━━━━━ RECORDS FOR THE EXERCISE ━━━━━
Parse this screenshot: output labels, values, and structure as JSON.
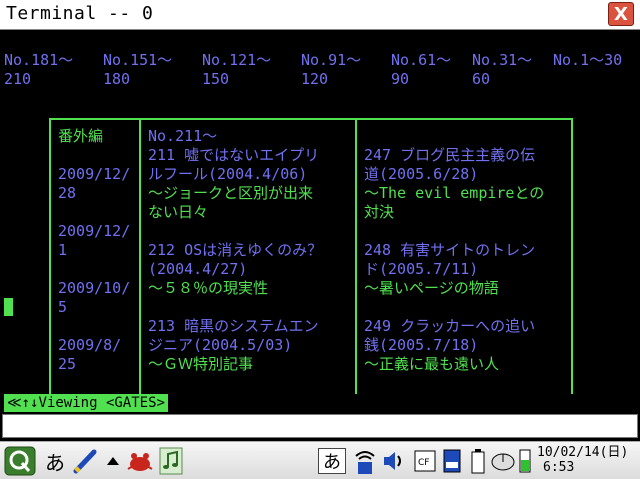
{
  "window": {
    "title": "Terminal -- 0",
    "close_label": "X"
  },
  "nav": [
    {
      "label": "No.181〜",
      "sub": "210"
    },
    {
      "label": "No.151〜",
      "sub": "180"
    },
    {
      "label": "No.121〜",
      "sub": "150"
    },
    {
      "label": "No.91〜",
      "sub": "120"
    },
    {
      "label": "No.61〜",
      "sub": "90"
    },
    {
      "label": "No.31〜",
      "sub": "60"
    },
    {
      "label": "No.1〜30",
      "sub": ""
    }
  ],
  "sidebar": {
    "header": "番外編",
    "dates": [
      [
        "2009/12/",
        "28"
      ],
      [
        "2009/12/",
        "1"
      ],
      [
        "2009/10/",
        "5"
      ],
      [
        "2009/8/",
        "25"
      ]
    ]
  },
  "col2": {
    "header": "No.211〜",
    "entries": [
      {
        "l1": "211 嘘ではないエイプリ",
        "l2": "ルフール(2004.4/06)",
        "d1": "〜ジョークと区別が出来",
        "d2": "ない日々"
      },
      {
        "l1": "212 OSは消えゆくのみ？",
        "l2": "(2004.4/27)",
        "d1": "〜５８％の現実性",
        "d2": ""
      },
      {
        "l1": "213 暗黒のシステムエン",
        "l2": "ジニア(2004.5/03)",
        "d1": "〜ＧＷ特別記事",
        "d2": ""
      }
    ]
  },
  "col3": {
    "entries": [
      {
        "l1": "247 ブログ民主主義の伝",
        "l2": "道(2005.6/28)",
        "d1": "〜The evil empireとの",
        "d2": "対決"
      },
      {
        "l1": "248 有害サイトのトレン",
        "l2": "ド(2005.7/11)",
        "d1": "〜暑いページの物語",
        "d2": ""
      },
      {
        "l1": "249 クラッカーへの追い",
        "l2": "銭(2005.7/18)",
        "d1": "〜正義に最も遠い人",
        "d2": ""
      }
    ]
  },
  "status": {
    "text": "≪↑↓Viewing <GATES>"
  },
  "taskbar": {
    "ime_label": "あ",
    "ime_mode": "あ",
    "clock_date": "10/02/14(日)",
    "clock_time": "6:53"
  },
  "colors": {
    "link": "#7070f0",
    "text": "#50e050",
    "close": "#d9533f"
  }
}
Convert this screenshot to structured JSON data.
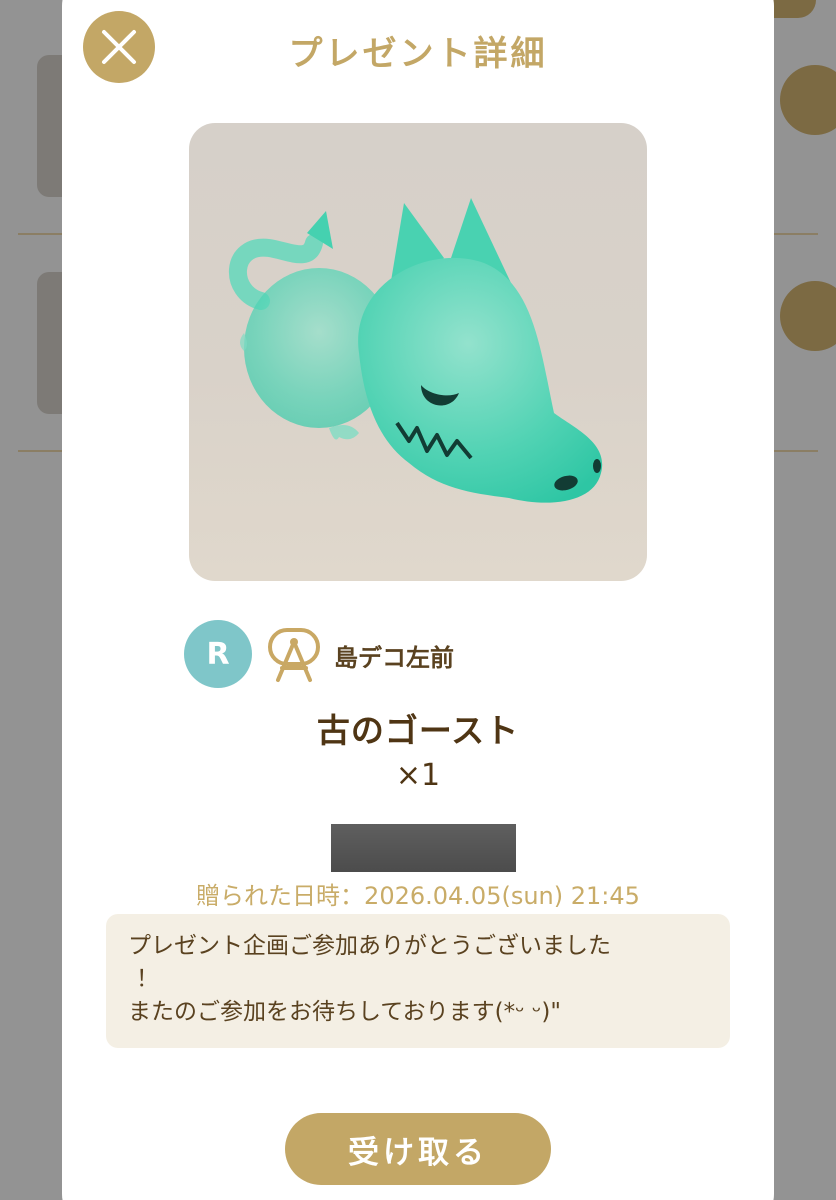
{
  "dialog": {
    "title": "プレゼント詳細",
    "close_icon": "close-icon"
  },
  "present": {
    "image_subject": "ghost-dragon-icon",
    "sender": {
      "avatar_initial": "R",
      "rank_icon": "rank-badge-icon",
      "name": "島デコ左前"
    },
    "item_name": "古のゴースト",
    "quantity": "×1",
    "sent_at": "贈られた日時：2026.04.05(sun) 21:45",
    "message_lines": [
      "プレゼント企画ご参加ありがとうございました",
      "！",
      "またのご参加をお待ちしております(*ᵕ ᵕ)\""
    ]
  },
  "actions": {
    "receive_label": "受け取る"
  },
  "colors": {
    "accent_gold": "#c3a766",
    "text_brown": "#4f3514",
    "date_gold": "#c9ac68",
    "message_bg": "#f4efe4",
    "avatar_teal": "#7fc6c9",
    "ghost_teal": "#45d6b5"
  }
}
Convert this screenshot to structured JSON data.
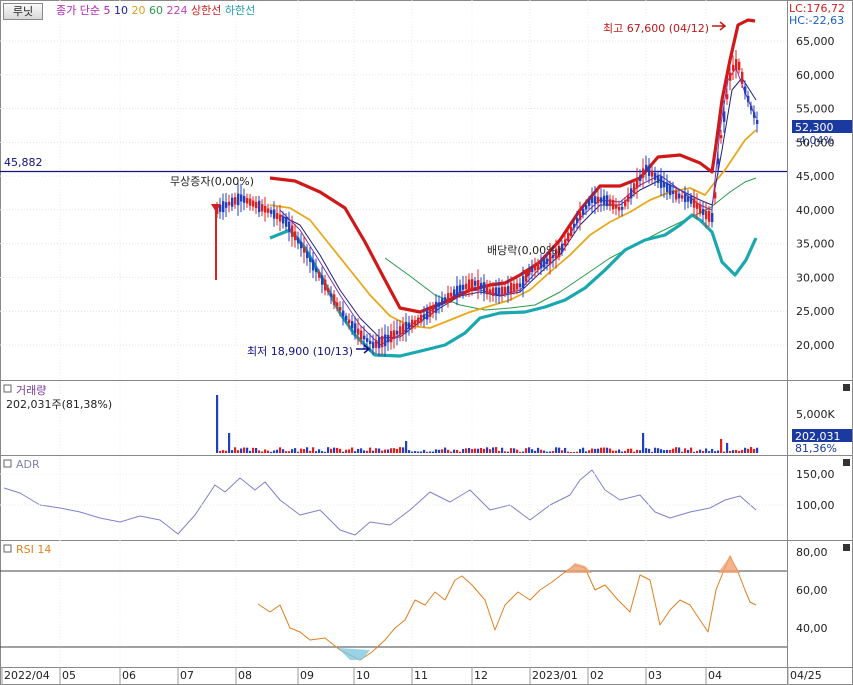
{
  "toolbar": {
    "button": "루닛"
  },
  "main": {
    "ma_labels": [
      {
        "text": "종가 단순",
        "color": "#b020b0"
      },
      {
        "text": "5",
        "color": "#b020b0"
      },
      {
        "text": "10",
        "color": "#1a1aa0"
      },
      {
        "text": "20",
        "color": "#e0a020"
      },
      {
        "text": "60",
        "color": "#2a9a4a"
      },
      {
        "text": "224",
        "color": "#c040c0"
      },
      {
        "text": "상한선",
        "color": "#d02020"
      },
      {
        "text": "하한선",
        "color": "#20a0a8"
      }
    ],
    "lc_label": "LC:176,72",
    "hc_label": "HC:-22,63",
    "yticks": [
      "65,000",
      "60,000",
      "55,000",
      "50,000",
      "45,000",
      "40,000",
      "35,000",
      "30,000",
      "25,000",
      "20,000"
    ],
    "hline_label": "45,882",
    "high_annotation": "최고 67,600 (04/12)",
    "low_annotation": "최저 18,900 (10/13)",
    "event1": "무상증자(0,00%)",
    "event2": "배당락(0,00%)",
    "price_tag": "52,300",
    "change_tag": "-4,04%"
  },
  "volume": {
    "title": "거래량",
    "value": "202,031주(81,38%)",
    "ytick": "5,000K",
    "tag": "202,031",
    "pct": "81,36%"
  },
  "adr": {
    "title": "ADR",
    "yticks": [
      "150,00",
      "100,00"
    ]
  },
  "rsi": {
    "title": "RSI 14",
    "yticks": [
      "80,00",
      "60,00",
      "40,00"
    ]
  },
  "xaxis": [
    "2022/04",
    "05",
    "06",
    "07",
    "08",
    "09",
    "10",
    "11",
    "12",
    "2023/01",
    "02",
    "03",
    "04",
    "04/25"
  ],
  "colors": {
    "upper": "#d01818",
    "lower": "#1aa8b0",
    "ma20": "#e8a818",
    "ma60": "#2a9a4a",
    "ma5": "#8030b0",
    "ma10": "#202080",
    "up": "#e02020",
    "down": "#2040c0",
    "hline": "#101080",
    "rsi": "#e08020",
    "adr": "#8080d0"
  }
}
━━━━━
━━━━━ RECORDS FOR THE EXERCISE ━━━━━
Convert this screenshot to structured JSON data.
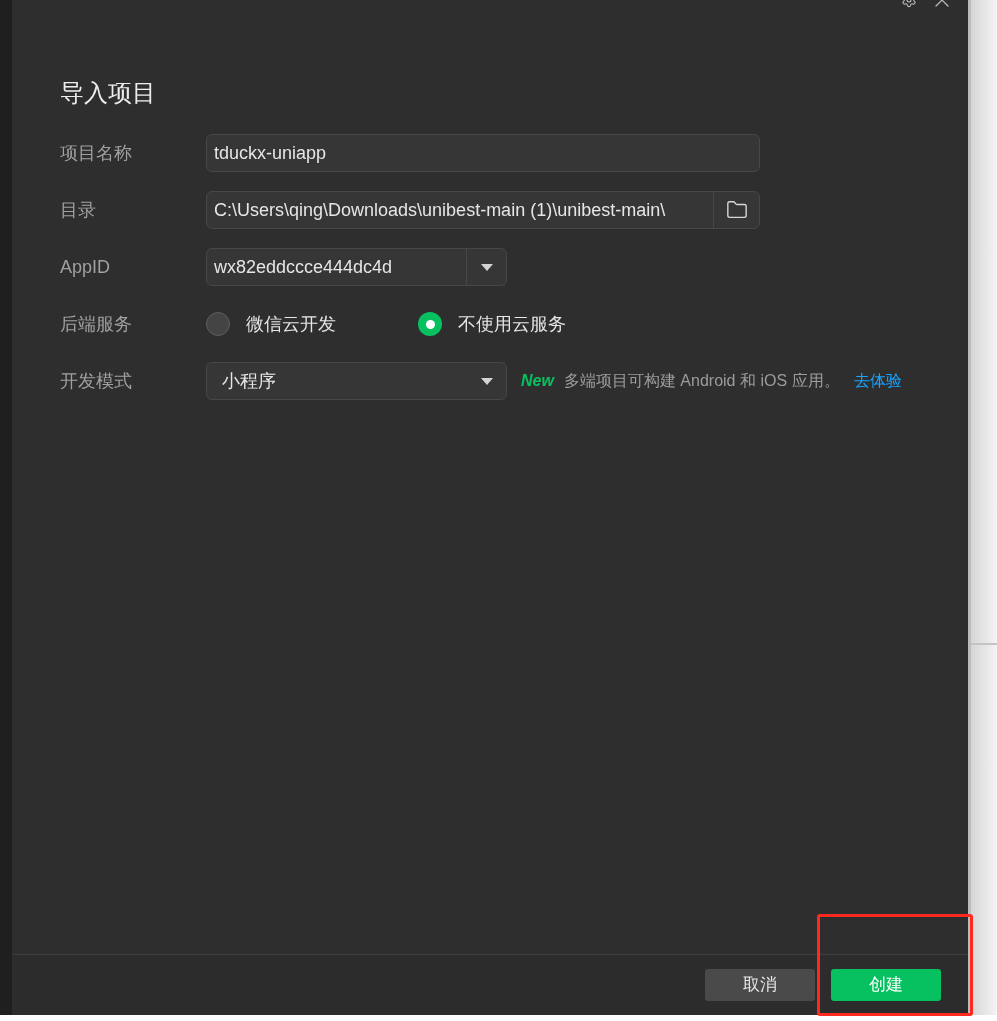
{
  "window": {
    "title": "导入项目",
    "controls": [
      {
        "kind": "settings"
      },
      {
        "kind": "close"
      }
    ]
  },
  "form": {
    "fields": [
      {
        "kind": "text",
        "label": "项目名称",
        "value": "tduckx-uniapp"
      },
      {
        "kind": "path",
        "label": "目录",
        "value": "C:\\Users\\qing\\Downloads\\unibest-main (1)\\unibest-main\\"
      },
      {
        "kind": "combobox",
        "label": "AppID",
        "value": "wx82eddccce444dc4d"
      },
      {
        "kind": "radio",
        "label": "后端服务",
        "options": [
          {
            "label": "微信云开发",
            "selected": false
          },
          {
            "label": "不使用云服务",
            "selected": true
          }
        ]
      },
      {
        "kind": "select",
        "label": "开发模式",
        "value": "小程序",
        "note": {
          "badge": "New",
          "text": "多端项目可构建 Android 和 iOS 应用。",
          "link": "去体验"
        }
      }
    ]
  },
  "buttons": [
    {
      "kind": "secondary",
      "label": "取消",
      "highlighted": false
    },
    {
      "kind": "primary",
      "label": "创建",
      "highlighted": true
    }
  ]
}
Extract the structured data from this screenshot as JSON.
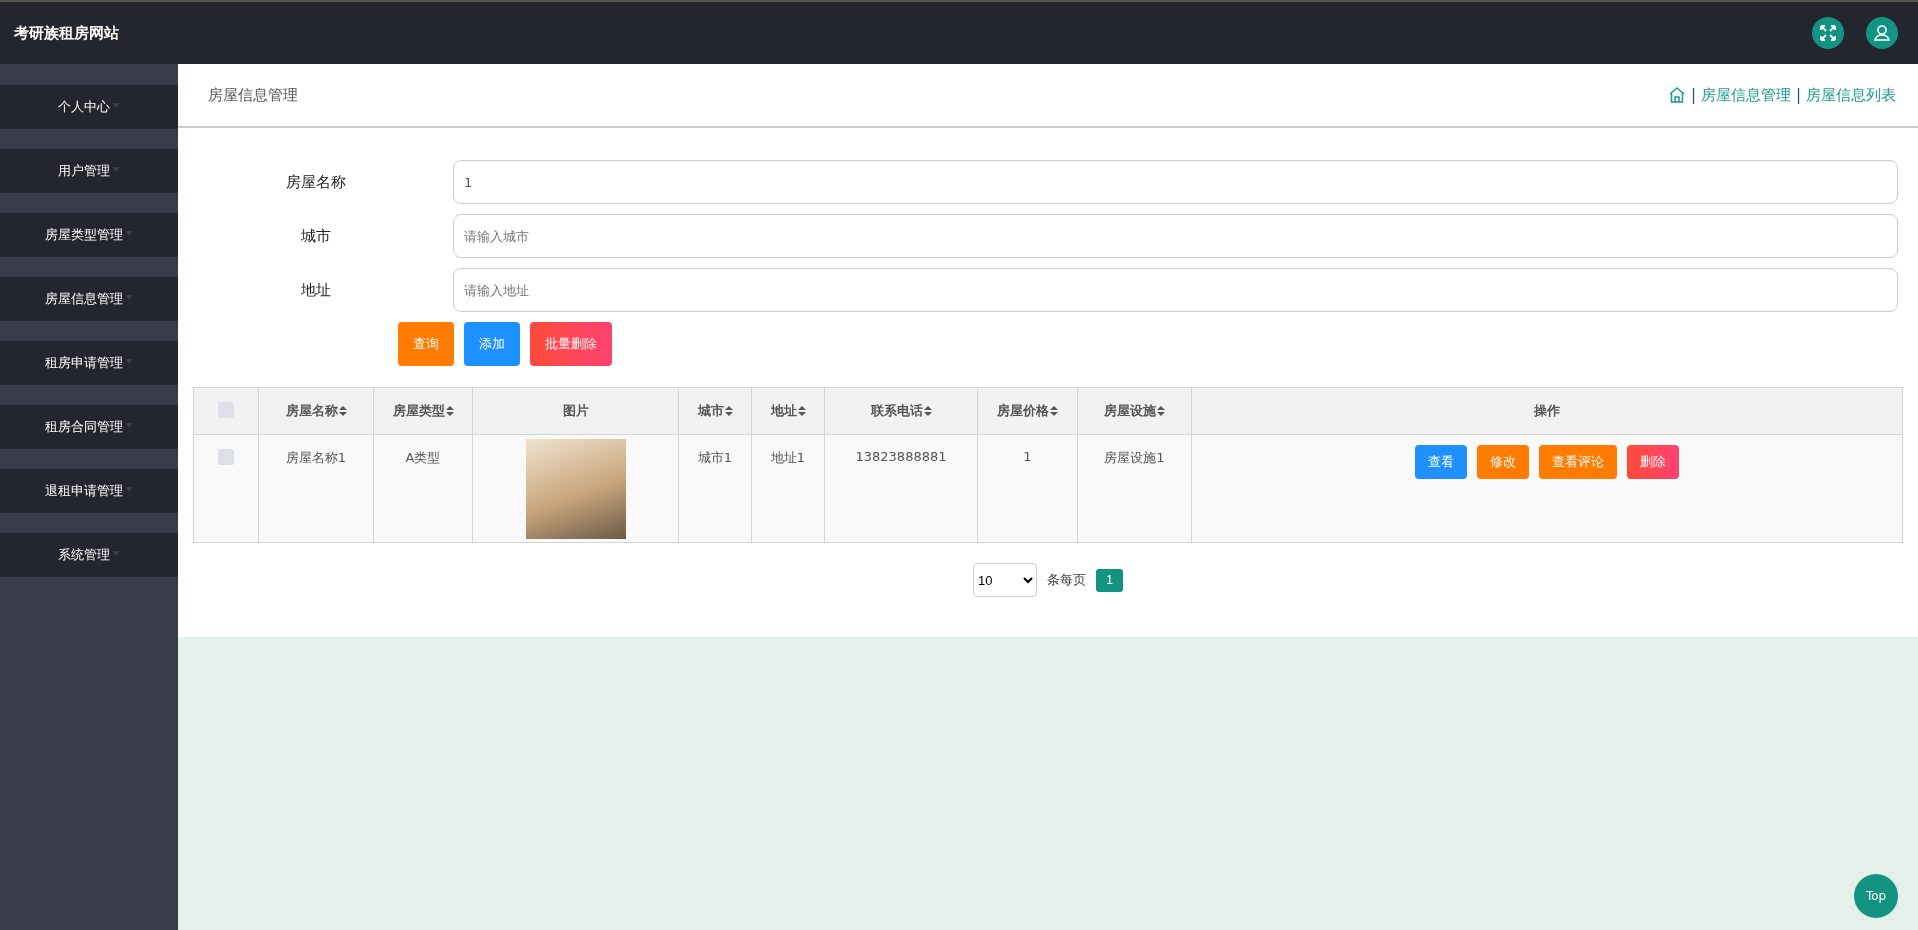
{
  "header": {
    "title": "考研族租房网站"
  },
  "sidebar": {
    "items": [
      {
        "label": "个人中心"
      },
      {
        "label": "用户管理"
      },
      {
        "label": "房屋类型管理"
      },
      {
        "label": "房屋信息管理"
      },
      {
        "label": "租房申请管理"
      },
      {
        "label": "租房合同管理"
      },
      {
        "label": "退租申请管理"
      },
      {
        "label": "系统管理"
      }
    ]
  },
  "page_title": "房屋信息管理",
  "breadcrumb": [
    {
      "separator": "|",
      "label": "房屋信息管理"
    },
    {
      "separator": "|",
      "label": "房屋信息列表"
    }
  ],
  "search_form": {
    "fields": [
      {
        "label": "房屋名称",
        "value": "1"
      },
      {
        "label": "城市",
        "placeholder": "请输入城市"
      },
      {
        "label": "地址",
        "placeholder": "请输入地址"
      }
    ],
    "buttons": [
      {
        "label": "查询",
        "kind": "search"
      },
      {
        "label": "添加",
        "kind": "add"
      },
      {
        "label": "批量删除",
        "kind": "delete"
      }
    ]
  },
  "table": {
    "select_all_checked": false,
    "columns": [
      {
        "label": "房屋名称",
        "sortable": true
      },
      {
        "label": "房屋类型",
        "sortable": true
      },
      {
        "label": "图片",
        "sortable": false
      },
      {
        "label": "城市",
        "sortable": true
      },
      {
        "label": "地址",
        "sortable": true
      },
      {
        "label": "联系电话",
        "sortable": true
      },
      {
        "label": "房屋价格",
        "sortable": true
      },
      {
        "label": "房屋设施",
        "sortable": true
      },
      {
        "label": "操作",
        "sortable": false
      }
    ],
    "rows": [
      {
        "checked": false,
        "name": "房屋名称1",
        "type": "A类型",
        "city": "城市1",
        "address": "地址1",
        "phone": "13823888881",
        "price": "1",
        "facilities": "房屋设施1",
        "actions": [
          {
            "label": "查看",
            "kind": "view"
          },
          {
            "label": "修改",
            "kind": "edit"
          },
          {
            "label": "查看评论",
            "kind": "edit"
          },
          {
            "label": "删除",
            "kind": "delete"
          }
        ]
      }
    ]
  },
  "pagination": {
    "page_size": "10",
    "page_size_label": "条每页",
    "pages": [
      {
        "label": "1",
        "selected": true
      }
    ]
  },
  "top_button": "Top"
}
━━━━━
▶ [PROBLEM] Only a number is needed: how many lines of the material above contain "highlighted"?

▶ [SOLUTION TO THIS EXERCISE] 2